[Data records]
BEGIN

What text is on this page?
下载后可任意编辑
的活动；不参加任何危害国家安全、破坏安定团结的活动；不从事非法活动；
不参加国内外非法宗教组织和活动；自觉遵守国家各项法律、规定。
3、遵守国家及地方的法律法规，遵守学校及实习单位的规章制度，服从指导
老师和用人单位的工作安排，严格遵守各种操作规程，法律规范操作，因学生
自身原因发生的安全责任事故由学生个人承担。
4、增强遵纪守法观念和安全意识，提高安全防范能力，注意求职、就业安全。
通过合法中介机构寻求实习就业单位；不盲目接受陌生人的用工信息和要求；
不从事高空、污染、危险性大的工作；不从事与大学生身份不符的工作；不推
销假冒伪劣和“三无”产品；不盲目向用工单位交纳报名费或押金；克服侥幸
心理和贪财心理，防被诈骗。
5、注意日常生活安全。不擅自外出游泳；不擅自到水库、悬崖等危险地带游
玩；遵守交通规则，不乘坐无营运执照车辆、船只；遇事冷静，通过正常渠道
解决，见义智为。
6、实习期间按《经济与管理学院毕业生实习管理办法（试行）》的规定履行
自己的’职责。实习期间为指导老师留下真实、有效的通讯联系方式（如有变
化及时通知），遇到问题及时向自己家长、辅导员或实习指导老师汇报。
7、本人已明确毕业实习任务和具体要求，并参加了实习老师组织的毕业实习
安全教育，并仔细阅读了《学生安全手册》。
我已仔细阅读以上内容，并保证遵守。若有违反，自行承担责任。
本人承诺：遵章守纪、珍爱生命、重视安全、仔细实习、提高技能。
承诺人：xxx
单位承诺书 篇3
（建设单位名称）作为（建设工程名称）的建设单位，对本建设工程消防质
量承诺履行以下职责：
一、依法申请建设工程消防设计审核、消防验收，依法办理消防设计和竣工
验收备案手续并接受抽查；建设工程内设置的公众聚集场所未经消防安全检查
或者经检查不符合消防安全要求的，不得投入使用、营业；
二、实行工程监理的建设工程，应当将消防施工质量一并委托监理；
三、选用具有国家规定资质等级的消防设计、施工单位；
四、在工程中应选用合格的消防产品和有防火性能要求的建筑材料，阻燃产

END

Reproduce each line of the material above precisely.

**EXERCISE RESULT:**
What text is on this page?
下载后可任意编辑
的活动；不参加任何危害国家安全、破坏安定团结的活动；不从事非法活动；
不参加国内外非法宗教组织和活动；自觉遵守国家各项法律、规定。
3、遵守国家及地方的法律法规，遵守学校及实习单位的规章制度，服从指导
老师和用人单位的工作安排，严格遵守各种操作规程，法律规范操作，因学生
自身原因发生的安全责任事故由学生个人承担。
4、增强遵纪守法观念和安全意识，提高安全防范能力，注意求职、就业安全。
通过合法中介机构寻求实习就业单位；不盲目接受陌生人的用工信息和要求；
不从事高空、污染、危险性大的工作；不从事与大学生身份不符的工作；不推
销假冒伪劣和“三无”产品；不盲目向用工单位交纳报名费或押金；克服侥幸
心理和贪财心理，防被诈骗。
5、注意日常生活安全。不擅自外出游泳；不擅自到水库、悬崖等危险地带游
玩；遵守交通规则，不乘坐无营运执照车辆、船只；遇事冷静，通过正常渠道
解决，见义智为。
6、实习期间按《经济与管理学院毕业生实习管理办法（试行）》的规定履行
自己的’职责。实习期间为指导老师留下真实、有效的通讯联系方式（如有变
化及时通知），遇到问题及时向自己家长、辅导员或实习指导老师汇报。
7、本人已明确毕业实习任务和具体要求，并参加了实习老师组织的毕业实习
安全教育，并仔细阅读了《学生安全手册》。
我已仔细阅读以上内容，并保证遵守。若有违反，自行承担责任。
本人承诺：遵章守纪、珍爱生命、重视安全、仔细实习、提高技能。
承诺人：xxx
单位承诺书 篇3
（建设单位名称）作为（建设工程名称）的建设单位，对本建设工程消防质
量承诺履行以下职责：
一、依法申请建设工程消防设计审核、消防验收，依法办理消防设计和竣工
验收备案手续并接受抽查；建设工程内设置的公众聚集场所未经消防安全检查
或者经检查不符合消防安全要求的，不得投入使用、营业；
二、实行工程监理的建设工程，应当将消防施工质量一并委托监理；
三、选用具有国家规定资质等级的消防设计、施工单位；
四、在工程中应选用合格的消防产品和有防火性能要求的建筑材料，阻燃产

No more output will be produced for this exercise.